Copy every entry precisely.

# Start of Material for this task

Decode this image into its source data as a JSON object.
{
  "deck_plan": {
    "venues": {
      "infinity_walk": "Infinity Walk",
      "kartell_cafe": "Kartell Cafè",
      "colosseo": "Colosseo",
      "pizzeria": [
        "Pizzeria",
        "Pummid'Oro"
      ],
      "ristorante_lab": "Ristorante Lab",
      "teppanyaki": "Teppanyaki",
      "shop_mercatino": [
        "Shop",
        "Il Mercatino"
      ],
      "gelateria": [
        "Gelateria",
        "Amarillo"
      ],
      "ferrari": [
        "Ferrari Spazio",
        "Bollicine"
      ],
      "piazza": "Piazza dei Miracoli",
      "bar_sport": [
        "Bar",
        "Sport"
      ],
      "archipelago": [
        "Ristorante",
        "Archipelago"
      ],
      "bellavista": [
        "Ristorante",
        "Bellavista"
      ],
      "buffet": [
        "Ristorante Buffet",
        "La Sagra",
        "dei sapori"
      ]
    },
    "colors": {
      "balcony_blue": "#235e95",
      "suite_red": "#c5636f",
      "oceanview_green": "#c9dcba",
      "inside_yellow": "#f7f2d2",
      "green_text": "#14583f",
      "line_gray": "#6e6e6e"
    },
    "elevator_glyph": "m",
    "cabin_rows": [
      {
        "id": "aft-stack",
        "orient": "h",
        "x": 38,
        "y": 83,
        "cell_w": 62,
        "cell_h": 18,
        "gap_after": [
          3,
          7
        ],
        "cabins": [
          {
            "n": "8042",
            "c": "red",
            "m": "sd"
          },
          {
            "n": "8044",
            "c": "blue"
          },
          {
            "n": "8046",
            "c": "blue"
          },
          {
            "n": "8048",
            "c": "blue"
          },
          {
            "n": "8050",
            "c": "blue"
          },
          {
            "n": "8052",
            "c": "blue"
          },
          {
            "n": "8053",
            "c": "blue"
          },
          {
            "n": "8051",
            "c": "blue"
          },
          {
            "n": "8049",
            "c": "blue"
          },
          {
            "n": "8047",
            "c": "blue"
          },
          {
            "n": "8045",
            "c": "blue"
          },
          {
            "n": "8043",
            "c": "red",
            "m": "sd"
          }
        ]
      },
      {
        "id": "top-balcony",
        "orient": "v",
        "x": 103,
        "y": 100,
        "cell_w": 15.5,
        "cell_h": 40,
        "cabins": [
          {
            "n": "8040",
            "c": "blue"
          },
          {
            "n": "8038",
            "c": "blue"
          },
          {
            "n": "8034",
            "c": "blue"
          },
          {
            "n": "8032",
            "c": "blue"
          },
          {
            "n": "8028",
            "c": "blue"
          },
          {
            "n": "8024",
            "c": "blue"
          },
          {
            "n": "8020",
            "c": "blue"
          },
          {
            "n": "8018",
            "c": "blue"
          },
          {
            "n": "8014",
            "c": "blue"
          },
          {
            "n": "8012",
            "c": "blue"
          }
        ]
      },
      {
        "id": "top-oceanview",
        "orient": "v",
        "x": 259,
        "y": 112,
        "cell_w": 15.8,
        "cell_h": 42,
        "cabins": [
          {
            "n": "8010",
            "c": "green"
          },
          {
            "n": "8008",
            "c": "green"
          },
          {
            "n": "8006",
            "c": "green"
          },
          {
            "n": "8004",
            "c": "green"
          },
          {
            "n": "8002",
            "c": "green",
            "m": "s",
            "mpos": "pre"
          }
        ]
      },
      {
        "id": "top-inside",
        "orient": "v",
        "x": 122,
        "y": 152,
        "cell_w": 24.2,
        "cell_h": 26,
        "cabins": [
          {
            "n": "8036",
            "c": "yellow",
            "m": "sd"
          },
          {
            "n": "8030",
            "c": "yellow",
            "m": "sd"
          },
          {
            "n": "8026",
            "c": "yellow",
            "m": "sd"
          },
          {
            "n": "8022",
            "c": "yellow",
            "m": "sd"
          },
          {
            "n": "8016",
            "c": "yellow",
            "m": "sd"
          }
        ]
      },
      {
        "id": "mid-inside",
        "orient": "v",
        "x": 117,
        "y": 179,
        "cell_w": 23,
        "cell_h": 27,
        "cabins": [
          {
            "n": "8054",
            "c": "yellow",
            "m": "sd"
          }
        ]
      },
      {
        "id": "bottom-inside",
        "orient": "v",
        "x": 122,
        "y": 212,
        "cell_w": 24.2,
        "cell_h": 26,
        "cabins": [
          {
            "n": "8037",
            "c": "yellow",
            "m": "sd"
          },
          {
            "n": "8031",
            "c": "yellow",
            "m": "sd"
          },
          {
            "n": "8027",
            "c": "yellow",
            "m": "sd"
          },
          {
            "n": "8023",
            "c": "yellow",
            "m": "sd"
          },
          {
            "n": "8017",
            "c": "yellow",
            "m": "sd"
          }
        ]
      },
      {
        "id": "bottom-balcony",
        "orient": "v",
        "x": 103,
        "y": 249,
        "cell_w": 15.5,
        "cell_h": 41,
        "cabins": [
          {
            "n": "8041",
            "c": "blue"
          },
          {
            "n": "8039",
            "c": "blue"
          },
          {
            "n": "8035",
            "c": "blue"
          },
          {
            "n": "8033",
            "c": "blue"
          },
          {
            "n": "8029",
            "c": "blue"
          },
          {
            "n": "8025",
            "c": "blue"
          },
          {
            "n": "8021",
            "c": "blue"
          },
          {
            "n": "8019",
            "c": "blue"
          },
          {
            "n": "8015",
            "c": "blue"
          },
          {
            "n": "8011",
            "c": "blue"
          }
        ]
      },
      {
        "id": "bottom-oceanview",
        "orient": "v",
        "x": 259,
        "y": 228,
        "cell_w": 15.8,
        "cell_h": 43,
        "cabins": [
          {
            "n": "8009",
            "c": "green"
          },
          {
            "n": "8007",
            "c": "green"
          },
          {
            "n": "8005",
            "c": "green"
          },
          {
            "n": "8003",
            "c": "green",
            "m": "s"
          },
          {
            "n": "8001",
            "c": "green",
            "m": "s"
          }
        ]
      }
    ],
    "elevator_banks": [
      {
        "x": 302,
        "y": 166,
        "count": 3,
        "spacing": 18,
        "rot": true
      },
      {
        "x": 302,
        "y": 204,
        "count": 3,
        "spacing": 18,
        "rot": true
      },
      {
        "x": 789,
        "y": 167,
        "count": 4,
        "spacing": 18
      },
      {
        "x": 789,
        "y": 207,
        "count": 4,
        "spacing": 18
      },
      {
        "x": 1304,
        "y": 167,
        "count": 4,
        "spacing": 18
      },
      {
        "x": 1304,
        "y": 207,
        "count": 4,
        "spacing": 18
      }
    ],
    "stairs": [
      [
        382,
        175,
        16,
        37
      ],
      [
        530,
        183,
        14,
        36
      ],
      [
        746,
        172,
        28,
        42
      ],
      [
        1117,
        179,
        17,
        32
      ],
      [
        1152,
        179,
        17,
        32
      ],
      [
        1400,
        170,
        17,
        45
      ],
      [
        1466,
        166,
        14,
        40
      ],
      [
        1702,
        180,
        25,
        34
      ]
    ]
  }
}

# End of Material for this task

Result of this exercise ▸
Decode this image into its source data as a JSON object.
{
  "deck_plan": {
    "venues": {
      "infinity_walk": "Infinity Walk",
      "kartell_cafe": "Kartell Cafè",
      "colosseo": "Colosseo",
      "pizzeria": [
        "Pizzeria",
        "Pummid'Oro"
      ],
      "ristorante_lab": "Ristorante Lab",
      "teppanyaki": "Teppanyaki",
      "shop_mercatino": [
        "Shop",
        "Il Mercatino"
      ],
      "gelateria": [
        "Gelateria",
        "Amarillo"
      ],
      "ferrari": [
        "Ferrari Spazio",
        "Bollicine"
      ],
      "piazza": "Piazza dei Miracoli",
      "bar_sport": [
        "Bar",
        "Sport"
      ],
      "archipelago": [
        "Ristorante",
        "Archipelago"
      ],
      "bellavista": [
        "Ristorante",
        "Bellavista"
      ],
      "buffet": [
        "Ristorante Buffet",
        "La Sagra",
        "dei sapori"
      ]
    },
    "colors": {
      "balcony_blue": "#235e95",
      "suite_red": "#c5636f",
      "oceanview_green": "#c9dcba",
      "inside_yellow": "#f7f2d2",
      "green_text": "#14583f",
      "line_gray": "#6e6e6e"
    },
    "elevator_glyph": "m",
    "cabin_rows": [
      {
        "id": "aft-stack",
        "orient": "h",
        "x": 38,
        "y": 83,
        "cell_w": 62,
        "cell_h": 18,
        "gap_after": [
          3,
          7
        ],
        "cabins": [
          {
            "n": "8042",
            "c": "red",
            "m": "sd"
          },
          {
            "n": "8044",
            "c": "blue"
          },
          {
            "n": "8046",
            "c": "blue"
          },
          {
            "n": "8048",
            "c": "blue"
          },
          {
            "n": "8050",
            "c": "blue"
          },
          {
            "n": "8052",
            "c": "blue"
          },
          {
            "n": "8053",
            "c": "blue"
          },
          {
            "n": "8051",
            "c": "blue"
          },
          {
            "n": "8049",
            "c": "blue"
          },
          {
            "n": "8047",
            "c": "blue"
          },
          {
            "n": "8045",
            "c": "blue"
          },
          {
            "n": "8043",
            "c": "red",
            "m": "sd"
          }
        ]
      },
      {
        "id": "top-balcony",
        "orient": "v",
        "x": 103,
        "y": 100,
        "cell_w": 15.5,
        "cell_h": 40,
        "cabins": [
          {
            "n": "8040",
            "c": "blue"
          },
          {
            "n": "8038",
            "c": "blue"
          },
          {
            "n": "8034",
            "c": "blue"
          },
          {
            "n": "8032",
            "c": "blue"
          },
          {
            "n": "8028",
            "c": "blue"
          },
          {
            "n": "8024",
            "c": "blue"
          },
          {
            "n": "8020",
            "c": "blue"
          },
          {
            "n": "8018",
            "c": "blue"
          },
          {
            "n": "8014",
            "c": "blue"
          },
          {
            "n": "8012",
            "c": "blue"
          }
        ]
      },
      {
        "id": "top-oceanview",
        "orient": "v",
        "x": 259,
        "y": 112,
        "cell_w": 15.8,
        "cell_h": 42,
        "cabins": [
          {
            "n": "8010",
            "c": "green"
          },
          {
            "n": "8008",
            "c": "green"
          },
          {
            "n": "8006",
            "c": "green"
          },
          {
            "n": "8004",
            "c": "green"
          },
          {
            "n": "8002",
            "c": "green",
            "m": "s",
            "mpos": "pre"
          }
        ]
      },
      {
        "id": "top-inside",
        "orient": "v",
        "x": 122,
        "y": 152,
        "cell_w": 24.2,
        "cell_h": 26,
        "cabins": [
          {
            "n": "8036",
            "c": "yellow",
            "m": "sd"
          },
          {
            "n": "8030",
            "c": "yellow",
            "m": "sd"
          },
          {
            "n": "8026",
            "c": "yellow",
            "m": "sd"
          },
          {
            "n": "8022",
            "c": "yellow",
            "m": "sd"
          },
          {
            "n": "8016",
            "c": "yellow",
            "m": "sd"
          }
        ]
      },
      {
        "id": "mid-inside",
        "orient": "v",
        "x": 117,
        "y": 179,
        "cell_w": 23,
        "cell_h": 27,
        "cabins": [
          {
            "n": "8054",
            "c": "yellow",
            "m": "sd"
          }
        ]
      },
      {
        "id": "bottom-inside",
        "orient": "v",
        "x": 122,
        "y": 212,
        "cell_w": 24.2,
        "cell_h": 26,
        "cabins": [
          {
            "n": "8037",
            "c": "yellow",
            "m": "sd"
          },
          {
            "n": "8031",
            "c": "yellow",
            "m": "sd"
          },
          {
            "n": "8027",
            "c": "yellow",
            "m": "sd"
          },
          {
            "n": "8023",
            "c": "yellow",
            "m": "sd"
          },
          {
            "n": "8017",
            "c": "yellow",
            "m": "sd"
          }
        ]
      },
      {
        "id": "bottom-balcony",
        "orient": "v",
        "x": 103,
        "y": 249,
        "cell_w": 15.5,
        "cell_h": 41,
        "cabins": [
          {
            "n": "8041",
            "c": "blue"
          },
          {
            "n": "8039",
            "c": "blue"
          },
          {
            "n": "8035",
            "c": "blue"
          },
          {
            "n": "8033",
            "c": "blue"
          },
          {
            "n": "8029",
            "c": "blue"
          },
          {
            "n": "8025",
            "c": "blue"
          },
          {
            "n": "8021",
            "c": "blue"
          },
          {
            "n": "8019",
            "c": "blue"
          },
          {
            "n": "8015",
            "c": "blue"
          },
          {
            "n": "8011",
            "c": "blue"
          }
        ]
      },
      {
        "id": "bottom-oceanview",
        "orient": "v",
        "x": 259,
        "y": 228,
        "cell_w": 15.8,
        "cell_h": 43,
        "cabins": [
          {
            "n": "8009",
            "c": "green"
          },
          {
            "n": "8007",
            "c": "green"
          },
          {
            "n": "8005",
            "c": "green"
          },
          {
            "n": "8003",
            "c": "green",
            "m": "s"
          },
          {
            "n": "8001",
            "c": "green",
            "m": "s"
          }
        ]
      }
    ],
    "elevator_banks": [
      {
        "x": 302,
        "y": 166,
        "count": 3,
        "spacing": 18,
        "rot": true
      },
      {
        "x": 302,
        "y": 204,
        "count": 3,
        "spacing": 18,
        "rot": true
      },
      {
        "x": 789,
        "y": 167,
        "count": 4,
        "spacing": 18
      },
      {
        "x": 789,
        "y": 207,
        "count": 4,
        "spacing": 18
      },
      {
        "x": 1304,
        "y": 167,
        "count": 4,
        "spacing": 18
      },
      {
        "x": 1304,
        "y": 207,
        "count": 4,
        "spacing": 18
      }
    ],
    "stairs": [
      [
        382,
        175,
        16,
        37
      ],
      [
        530,
        183,
        14,
        36
      ],
      [
        746,
        172,
        28,
        42
      ],
      [
        1117,
        179,
        17,
        32
      ],
      [
        1152,
        179,
        17,
        32
      ],
      [
        1400,
        170,
        17,
        45
      ],
      [
        1466,
        166,
        14,
        40
      ],
      [
        1702,
        180,
        25,
        34
      ]
    ]
  }
}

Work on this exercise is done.